=== Data records ===
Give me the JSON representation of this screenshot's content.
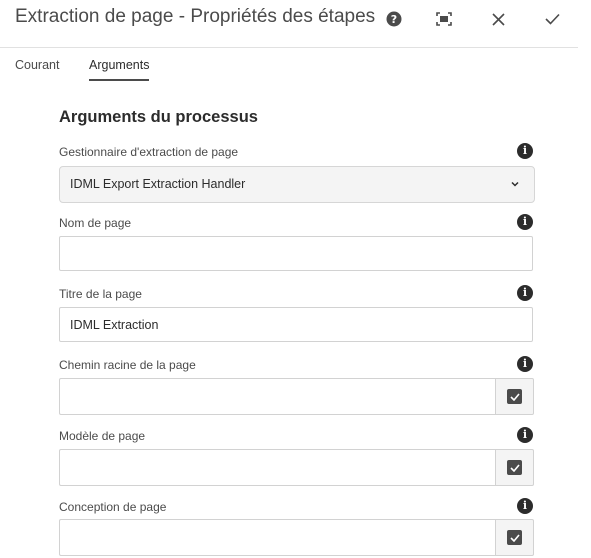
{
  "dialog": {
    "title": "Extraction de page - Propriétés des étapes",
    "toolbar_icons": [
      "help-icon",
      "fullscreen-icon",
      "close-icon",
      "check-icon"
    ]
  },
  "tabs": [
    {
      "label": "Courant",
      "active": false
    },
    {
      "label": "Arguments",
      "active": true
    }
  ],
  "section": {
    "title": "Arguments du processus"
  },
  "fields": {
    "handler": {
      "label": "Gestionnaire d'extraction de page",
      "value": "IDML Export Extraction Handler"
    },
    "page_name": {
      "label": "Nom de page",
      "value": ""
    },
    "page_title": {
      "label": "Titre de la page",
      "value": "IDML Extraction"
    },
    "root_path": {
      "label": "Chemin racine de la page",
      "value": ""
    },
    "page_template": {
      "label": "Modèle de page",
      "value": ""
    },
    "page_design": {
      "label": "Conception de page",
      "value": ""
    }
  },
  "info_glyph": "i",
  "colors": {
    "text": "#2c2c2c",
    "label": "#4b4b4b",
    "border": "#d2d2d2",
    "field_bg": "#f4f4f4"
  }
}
===
Your job is to transcribe the entries above exactly; skip the pictures.

Give me the JSON representation of this screenshot's content.
{
  "dialog": {
    "title": "Extraction de page - Propriétés des étapes",
    "toolbar_icons": [
      "help-icon",
      "fullscreen-icon",
      "close-icon",
      "check-icon"
    ]
  },
  "tabs": [
    {
      "label": "Courant",
      "active": false
    },
    {
      "label": "Arguments",
      "active": true
    }
  ],
  "section": {
    "title": "Arguments du processus"
  },
  "fields": {
    "handler": {
      "label": "Gestionnaire d'extraction de page",
      "value": "IDML Export Extraction Handler"
    },
    "page_name": {
      "label": "Nom de page",
      "value": ""
    },
    "page_title": {
      "label": "Titre de la page",
      "value": "IDML Extraction"
    },
    "root_path": {
      "label": "Chemin racine de la page",
      "value": ""
    },
    "page_template": {
      "label": "Modèle de page",
      "value": ""
    },
    "page_design": {
      "label": "Conception de page",
      "value": ""
    }
  },
  "info_glyph": "i",
  "colors": {
    "text": "#2c2c2c",
    "label": "#4b4b4b",
    "border": "#d2d2d2",
    "field_bg": "#f4f4f4"
  }
}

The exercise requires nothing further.